• [Work to be completed] Output a single figure: the number of lines in which the word "přirovnává" appears.

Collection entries
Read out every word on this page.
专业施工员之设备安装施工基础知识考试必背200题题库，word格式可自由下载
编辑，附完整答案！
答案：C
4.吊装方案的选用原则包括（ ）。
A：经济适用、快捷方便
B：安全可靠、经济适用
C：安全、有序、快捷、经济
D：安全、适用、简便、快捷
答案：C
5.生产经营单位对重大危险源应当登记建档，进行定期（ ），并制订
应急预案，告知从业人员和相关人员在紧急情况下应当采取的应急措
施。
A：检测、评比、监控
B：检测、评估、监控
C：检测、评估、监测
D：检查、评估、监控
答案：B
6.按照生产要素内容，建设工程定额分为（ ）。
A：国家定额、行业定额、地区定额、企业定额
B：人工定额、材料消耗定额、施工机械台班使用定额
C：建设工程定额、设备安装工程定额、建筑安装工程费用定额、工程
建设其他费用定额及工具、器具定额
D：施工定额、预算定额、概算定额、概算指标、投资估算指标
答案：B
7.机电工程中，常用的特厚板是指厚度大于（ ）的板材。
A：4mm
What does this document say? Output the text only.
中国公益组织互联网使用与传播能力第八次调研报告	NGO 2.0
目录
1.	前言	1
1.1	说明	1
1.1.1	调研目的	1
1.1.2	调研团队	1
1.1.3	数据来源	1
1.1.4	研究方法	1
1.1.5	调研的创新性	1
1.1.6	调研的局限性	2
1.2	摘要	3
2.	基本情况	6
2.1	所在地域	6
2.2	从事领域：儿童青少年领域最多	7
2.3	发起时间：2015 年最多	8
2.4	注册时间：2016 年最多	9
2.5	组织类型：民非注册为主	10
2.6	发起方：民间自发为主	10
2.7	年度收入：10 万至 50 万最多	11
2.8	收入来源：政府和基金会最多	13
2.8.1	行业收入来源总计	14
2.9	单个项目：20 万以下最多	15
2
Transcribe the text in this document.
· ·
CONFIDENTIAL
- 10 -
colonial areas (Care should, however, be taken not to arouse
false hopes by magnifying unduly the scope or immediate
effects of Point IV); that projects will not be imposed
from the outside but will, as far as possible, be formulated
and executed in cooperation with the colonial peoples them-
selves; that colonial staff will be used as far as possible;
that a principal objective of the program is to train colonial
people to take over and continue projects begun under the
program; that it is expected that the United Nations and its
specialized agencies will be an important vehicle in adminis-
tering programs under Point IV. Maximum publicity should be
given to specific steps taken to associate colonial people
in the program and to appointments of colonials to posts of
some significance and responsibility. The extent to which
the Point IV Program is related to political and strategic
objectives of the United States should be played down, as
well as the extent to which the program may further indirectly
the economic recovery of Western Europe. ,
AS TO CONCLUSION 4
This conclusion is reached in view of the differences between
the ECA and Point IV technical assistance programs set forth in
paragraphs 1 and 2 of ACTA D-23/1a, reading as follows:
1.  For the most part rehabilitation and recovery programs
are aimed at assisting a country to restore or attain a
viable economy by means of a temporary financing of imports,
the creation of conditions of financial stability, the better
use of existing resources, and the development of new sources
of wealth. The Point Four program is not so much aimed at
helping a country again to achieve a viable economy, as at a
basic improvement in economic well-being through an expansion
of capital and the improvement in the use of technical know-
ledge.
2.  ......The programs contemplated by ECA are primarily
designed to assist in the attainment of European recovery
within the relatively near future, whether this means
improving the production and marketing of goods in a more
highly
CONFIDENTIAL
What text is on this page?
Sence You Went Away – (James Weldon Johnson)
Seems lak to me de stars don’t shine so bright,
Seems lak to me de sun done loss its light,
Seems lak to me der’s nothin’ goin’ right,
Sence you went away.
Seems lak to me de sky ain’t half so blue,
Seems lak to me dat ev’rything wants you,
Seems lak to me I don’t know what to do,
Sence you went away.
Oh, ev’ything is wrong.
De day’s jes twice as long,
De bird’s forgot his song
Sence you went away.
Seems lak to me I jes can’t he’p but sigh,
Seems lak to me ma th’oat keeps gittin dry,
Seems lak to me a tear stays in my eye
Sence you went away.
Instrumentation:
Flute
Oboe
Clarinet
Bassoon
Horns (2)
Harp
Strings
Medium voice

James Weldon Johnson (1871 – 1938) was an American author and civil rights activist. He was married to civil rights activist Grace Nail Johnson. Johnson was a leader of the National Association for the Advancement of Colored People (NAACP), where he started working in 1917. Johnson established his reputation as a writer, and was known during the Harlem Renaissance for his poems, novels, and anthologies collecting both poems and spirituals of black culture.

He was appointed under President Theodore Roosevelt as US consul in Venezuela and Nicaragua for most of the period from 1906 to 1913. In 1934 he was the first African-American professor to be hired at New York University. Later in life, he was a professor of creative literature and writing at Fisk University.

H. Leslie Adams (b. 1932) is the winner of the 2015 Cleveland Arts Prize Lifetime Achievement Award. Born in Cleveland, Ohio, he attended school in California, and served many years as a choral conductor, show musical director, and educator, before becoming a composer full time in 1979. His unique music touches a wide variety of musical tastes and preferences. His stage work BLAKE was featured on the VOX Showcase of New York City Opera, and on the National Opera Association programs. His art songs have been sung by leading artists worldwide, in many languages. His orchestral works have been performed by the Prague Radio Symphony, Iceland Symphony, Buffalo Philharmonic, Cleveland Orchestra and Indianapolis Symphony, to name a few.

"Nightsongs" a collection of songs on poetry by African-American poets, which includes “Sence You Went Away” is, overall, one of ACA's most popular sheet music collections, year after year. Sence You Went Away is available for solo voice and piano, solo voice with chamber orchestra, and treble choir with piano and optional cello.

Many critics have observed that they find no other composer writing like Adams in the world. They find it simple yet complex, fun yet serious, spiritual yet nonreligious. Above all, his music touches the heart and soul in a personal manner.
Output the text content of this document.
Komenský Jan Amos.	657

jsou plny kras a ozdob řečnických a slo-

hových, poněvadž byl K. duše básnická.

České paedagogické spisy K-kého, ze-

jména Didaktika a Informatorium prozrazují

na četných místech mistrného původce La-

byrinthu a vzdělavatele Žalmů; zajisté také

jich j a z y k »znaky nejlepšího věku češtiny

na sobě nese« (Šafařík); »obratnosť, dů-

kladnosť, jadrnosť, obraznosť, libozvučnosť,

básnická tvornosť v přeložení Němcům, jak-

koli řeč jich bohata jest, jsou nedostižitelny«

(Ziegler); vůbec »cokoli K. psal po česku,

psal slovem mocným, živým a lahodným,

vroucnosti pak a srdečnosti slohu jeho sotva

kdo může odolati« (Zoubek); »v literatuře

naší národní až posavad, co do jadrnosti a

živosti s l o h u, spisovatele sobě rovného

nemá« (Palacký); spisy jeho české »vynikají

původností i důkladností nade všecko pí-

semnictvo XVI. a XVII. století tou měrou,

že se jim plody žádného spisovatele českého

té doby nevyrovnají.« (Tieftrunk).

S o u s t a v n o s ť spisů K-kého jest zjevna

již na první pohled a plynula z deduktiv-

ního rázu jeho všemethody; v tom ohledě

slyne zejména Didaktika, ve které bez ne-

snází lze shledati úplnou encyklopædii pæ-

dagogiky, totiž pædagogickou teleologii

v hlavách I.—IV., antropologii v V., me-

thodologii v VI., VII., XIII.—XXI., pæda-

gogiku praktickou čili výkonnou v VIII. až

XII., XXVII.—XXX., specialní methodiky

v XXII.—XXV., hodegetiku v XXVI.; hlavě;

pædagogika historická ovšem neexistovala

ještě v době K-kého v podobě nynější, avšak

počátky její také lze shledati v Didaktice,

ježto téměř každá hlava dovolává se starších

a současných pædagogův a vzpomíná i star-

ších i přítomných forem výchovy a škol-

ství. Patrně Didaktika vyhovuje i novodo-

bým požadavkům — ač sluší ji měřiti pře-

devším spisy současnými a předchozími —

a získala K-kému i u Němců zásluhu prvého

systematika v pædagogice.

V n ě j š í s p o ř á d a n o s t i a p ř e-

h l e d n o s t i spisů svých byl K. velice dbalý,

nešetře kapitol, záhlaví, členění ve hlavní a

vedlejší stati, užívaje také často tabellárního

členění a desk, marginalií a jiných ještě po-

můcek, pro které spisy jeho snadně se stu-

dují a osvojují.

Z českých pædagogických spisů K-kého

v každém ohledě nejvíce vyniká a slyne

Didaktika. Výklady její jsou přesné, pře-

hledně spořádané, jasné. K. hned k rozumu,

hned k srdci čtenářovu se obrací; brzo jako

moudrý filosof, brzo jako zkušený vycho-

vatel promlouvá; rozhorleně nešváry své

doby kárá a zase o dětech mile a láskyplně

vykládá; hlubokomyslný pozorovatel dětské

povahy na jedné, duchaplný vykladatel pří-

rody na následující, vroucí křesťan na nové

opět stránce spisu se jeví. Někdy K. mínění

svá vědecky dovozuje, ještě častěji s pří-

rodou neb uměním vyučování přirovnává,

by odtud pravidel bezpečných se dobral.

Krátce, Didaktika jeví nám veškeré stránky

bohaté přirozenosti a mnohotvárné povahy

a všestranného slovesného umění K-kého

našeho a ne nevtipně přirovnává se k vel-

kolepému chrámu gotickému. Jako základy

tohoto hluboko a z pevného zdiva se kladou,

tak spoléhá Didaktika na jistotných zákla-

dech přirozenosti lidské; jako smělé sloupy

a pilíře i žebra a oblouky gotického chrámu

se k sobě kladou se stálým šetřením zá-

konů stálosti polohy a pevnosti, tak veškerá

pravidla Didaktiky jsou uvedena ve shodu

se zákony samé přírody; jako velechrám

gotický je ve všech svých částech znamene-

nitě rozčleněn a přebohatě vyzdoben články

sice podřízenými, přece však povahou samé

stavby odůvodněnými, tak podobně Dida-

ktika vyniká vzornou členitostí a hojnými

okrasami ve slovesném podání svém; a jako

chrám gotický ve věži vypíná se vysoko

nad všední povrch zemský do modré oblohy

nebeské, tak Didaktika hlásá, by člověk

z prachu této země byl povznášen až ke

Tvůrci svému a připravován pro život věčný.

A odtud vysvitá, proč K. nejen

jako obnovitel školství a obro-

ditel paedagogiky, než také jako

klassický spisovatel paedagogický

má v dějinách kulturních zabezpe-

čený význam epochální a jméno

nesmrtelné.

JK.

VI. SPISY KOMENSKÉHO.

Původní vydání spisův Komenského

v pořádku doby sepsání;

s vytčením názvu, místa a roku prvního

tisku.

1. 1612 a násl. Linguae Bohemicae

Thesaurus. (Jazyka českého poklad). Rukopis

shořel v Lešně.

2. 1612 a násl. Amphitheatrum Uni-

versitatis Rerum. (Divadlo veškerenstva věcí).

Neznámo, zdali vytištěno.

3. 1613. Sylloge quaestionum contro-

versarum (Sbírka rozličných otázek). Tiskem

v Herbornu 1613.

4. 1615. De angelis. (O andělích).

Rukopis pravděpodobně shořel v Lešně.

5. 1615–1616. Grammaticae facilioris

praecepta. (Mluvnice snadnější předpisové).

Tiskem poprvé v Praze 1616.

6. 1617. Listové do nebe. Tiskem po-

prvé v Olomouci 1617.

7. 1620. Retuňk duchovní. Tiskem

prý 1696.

• [Expected answer] 2